[BEGIN DATA IN THIS EXERCISE]
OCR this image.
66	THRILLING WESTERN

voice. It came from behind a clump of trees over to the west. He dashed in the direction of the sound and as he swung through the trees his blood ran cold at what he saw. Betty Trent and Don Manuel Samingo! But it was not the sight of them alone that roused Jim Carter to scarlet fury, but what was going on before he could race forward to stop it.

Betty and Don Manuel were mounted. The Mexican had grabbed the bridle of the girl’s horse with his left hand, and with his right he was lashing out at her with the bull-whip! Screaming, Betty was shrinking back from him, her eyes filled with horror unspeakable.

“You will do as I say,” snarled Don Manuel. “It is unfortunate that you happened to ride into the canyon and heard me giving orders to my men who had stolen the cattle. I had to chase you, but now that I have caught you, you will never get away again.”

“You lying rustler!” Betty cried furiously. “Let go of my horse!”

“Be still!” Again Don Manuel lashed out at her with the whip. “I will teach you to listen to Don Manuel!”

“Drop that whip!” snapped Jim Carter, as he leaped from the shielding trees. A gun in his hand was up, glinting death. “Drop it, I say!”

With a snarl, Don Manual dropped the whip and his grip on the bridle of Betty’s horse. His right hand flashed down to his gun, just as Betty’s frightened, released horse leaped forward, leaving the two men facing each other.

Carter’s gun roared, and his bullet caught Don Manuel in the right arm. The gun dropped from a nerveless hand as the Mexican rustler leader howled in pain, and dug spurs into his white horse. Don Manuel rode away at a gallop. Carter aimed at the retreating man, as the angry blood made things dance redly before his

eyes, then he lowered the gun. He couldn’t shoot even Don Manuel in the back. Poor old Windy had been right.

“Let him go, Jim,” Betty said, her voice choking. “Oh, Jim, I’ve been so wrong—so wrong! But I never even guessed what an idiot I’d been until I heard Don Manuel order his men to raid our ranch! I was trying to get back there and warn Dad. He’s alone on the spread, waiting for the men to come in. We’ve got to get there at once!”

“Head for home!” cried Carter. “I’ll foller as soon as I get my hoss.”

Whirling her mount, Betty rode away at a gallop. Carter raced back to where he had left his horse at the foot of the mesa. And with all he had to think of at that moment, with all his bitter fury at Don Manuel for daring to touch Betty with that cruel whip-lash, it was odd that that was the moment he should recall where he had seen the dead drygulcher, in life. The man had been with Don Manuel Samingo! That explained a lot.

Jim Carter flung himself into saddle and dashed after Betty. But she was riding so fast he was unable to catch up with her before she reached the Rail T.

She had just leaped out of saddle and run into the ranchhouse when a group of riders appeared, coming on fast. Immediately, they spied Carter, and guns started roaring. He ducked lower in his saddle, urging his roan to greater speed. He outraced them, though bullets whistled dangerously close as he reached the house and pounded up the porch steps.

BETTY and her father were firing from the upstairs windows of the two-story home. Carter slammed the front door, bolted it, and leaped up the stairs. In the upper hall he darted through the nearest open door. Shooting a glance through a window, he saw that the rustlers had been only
[END DATA IN THIS EXERCISE]
Within the entries above, how many lines contain "through"? Respond with the number only.

* _EXERCISE OUTPUT_:
2